» What this task involves:
Among the lines of these entries, how many hold the word "xlabel"? State only the number.

» Entries provided:

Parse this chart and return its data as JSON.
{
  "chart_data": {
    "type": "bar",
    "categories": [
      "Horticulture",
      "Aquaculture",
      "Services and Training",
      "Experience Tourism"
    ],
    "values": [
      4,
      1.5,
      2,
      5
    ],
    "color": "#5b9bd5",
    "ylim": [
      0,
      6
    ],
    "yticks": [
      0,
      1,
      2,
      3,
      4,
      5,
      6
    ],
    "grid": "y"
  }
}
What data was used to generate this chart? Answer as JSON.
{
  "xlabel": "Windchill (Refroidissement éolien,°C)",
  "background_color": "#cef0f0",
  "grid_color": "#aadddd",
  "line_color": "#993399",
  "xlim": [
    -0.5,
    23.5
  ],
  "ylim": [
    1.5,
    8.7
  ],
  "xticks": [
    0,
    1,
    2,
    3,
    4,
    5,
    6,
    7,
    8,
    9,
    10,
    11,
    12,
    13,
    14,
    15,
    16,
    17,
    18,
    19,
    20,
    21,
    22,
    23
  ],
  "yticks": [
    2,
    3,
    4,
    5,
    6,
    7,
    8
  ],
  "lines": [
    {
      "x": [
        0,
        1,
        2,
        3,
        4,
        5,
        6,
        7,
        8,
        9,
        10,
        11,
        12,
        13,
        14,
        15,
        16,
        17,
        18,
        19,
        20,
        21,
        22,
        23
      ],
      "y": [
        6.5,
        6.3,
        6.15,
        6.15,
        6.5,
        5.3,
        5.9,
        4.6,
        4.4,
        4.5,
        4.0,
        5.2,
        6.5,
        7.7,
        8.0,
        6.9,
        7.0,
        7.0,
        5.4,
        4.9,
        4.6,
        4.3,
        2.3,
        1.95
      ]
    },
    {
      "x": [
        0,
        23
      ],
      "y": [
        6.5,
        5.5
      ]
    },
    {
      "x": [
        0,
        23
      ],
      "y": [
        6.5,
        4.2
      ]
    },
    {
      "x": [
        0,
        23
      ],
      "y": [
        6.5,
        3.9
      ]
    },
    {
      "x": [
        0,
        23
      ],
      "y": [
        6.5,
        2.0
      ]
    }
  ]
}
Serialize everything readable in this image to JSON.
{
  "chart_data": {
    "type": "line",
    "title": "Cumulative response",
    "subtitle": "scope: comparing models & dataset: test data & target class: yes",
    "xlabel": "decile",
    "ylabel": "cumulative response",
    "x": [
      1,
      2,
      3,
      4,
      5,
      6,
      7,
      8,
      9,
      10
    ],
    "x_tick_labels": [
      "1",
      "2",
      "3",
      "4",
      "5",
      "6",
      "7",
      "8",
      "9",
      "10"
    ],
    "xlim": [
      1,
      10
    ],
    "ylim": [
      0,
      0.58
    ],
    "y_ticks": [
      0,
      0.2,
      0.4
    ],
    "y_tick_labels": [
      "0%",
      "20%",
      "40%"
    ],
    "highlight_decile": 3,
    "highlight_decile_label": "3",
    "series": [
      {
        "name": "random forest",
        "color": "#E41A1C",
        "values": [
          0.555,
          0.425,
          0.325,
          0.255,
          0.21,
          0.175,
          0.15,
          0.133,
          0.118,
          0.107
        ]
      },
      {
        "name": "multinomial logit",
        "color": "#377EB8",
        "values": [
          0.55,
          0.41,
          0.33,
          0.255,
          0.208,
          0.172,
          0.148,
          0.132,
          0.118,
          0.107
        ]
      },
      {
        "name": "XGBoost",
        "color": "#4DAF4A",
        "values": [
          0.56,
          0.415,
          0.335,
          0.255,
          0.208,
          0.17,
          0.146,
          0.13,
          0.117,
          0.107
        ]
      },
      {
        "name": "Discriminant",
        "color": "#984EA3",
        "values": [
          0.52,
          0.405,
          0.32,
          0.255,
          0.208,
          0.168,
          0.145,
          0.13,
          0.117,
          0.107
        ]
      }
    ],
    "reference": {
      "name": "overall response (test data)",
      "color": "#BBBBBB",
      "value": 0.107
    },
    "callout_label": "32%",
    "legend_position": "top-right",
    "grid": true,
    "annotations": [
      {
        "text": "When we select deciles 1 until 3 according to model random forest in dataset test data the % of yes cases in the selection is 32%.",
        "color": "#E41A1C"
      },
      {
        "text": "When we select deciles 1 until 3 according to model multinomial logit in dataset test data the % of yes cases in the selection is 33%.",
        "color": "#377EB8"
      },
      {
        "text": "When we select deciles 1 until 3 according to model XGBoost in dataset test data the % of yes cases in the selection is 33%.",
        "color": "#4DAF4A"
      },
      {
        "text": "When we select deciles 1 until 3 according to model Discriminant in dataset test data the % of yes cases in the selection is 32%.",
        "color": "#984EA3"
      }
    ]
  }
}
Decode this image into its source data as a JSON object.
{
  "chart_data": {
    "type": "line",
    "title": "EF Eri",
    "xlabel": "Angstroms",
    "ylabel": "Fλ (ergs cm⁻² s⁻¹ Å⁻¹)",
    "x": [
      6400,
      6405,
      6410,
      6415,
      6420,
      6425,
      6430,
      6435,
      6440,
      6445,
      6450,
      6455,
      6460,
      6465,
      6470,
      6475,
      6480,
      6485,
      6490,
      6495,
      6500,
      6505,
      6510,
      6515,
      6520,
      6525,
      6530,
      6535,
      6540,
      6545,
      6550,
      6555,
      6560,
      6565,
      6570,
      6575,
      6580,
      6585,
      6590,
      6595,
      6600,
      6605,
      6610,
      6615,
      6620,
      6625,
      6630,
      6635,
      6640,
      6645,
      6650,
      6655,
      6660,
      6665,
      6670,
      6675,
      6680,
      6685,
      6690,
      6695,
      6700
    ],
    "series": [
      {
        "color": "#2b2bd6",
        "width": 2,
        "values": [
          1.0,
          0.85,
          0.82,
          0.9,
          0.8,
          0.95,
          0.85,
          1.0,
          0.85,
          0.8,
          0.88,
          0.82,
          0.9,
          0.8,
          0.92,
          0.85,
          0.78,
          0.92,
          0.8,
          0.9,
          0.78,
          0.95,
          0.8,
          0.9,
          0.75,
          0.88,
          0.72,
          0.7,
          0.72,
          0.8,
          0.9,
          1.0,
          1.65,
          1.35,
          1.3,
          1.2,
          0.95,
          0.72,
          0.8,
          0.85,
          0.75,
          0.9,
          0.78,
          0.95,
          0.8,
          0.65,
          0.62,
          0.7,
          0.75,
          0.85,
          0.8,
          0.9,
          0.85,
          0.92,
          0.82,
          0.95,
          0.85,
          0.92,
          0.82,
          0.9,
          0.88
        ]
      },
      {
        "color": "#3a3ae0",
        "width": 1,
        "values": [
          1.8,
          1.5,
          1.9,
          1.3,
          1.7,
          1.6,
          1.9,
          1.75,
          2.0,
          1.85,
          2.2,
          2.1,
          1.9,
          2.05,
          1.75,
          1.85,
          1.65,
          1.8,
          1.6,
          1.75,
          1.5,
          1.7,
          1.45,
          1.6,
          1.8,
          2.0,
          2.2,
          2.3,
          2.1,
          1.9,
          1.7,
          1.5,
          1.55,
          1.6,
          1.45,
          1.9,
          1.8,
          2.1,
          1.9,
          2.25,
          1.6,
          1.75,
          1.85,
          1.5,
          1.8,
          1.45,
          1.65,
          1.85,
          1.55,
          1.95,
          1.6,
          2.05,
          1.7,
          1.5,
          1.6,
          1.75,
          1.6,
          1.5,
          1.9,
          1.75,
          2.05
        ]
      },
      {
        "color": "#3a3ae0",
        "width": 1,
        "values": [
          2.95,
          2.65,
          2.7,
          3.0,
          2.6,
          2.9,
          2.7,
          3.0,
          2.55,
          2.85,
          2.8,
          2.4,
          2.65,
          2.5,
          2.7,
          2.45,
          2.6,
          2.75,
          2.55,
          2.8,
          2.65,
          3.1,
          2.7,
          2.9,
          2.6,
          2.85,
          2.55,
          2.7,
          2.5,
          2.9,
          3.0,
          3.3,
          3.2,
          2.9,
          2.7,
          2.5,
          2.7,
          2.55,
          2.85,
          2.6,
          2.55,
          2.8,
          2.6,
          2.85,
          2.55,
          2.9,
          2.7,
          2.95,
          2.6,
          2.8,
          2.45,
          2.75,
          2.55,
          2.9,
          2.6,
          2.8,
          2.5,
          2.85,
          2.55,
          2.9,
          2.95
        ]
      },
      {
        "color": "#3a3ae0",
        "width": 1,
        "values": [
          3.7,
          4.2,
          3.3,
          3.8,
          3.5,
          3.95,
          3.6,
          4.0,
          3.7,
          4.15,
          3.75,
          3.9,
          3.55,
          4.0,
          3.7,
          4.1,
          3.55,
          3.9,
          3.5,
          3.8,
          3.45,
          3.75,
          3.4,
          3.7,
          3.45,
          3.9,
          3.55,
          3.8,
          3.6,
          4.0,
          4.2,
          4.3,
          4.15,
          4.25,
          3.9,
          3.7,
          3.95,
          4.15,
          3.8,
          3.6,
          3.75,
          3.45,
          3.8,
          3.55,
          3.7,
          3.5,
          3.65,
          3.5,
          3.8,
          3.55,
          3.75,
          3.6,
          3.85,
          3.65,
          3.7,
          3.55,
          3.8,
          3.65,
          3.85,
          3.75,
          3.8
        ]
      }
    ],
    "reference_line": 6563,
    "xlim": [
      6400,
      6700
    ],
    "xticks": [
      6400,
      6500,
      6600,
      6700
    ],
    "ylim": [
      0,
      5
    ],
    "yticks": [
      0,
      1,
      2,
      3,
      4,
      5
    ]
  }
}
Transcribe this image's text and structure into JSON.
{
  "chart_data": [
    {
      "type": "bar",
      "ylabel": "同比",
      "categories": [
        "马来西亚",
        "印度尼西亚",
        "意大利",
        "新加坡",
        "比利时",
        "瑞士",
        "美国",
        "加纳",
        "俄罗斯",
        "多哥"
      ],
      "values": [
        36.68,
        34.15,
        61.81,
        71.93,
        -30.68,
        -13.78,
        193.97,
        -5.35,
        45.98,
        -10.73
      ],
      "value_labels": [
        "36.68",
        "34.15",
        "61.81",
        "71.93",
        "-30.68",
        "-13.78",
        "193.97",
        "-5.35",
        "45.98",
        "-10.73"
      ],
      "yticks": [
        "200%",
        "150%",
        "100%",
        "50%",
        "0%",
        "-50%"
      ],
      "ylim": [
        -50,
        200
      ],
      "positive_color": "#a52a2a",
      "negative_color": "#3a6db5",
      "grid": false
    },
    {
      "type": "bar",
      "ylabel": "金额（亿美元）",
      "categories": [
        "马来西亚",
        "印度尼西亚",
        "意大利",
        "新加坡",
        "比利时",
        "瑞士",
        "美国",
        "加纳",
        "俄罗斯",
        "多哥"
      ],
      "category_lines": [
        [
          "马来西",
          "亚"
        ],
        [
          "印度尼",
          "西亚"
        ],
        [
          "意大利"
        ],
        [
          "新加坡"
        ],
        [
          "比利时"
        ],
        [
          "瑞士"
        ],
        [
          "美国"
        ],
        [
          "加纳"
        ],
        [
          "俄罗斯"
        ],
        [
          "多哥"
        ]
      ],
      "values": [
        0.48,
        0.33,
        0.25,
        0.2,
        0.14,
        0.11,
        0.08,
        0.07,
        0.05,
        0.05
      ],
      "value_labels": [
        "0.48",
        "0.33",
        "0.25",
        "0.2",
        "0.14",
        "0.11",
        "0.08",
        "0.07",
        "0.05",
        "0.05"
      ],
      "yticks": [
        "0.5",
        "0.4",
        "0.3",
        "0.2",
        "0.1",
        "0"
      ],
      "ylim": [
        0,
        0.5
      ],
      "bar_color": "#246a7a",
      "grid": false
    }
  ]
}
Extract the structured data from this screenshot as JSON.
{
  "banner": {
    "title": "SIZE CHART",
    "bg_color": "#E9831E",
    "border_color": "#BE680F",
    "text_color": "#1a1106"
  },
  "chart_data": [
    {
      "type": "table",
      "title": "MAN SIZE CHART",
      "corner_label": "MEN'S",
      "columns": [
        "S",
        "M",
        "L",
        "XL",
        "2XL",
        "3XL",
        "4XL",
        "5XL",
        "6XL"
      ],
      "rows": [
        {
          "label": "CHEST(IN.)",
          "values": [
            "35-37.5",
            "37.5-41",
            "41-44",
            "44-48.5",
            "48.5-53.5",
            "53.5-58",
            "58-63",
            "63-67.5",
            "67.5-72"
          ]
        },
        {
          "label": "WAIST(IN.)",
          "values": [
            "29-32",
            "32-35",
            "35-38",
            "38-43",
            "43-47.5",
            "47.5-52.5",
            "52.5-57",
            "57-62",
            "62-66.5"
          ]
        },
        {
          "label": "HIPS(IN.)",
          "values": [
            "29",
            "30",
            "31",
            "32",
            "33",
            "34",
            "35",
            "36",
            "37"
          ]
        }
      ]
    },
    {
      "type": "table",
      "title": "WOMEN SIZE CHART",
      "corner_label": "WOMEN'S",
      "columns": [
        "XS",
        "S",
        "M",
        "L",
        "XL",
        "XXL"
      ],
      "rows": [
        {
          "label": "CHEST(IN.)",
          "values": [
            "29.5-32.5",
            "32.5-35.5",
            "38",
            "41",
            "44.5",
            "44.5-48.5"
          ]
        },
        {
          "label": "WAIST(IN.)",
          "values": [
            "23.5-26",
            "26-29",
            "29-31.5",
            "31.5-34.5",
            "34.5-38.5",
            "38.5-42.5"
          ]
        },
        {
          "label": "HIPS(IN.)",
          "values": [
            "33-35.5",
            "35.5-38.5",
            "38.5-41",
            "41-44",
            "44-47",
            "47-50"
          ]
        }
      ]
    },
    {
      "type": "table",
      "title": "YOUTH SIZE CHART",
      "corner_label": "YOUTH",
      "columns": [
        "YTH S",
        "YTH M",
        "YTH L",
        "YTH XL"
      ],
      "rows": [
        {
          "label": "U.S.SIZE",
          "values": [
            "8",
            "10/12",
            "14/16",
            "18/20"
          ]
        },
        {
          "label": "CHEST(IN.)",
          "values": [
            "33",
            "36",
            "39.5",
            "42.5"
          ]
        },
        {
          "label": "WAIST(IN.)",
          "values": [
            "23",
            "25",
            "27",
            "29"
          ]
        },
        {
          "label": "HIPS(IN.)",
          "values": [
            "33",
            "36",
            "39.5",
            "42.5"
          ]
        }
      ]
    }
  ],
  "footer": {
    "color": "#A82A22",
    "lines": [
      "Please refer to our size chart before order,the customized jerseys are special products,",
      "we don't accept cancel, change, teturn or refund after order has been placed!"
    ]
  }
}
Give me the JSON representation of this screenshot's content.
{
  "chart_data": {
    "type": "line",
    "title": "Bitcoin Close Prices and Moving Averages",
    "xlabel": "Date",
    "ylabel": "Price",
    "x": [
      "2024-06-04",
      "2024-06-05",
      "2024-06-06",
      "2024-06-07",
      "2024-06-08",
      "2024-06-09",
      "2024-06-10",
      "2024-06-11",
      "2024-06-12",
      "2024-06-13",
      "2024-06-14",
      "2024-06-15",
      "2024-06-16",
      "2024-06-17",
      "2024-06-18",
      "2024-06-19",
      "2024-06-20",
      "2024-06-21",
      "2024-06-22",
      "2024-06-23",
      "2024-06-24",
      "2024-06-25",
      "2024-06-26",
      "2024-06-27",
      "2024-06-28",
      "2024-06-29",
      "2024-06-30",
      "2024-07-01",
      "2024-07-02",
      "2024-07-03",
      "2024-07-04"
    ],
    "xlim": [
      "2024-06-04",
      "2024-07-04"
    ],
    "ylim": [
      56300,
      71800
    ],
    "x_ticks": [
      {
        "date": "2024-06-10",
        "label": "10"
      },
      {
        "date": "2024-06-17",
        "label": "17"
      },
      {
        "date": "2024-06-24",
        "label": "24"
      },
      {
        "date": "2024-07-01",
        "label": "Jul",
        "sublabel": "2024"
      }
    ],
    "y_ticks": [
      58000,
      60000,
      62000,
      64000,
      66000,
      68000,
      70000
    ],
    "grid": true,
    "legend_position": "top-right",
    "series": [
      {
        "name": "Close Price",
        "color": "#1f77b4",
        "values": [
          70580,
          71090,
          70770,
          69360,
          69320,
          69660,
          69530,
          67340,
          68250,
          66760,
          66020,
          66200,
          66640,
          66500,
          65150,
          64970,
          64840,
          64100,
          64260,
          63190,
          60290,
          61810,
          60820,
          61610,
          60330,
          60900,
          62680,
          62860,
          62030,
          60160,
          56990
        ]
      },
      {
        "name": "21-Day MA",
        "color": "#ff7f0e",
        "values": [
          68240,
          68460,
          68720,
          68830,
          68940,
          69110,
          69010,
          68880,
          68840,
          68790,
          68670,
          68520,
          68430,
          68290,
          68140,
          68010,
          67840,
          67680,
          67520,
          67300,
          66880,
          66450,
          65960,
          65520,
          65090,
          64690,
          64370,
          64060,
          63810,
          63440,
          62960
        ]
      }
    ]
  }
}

» Correct output:
4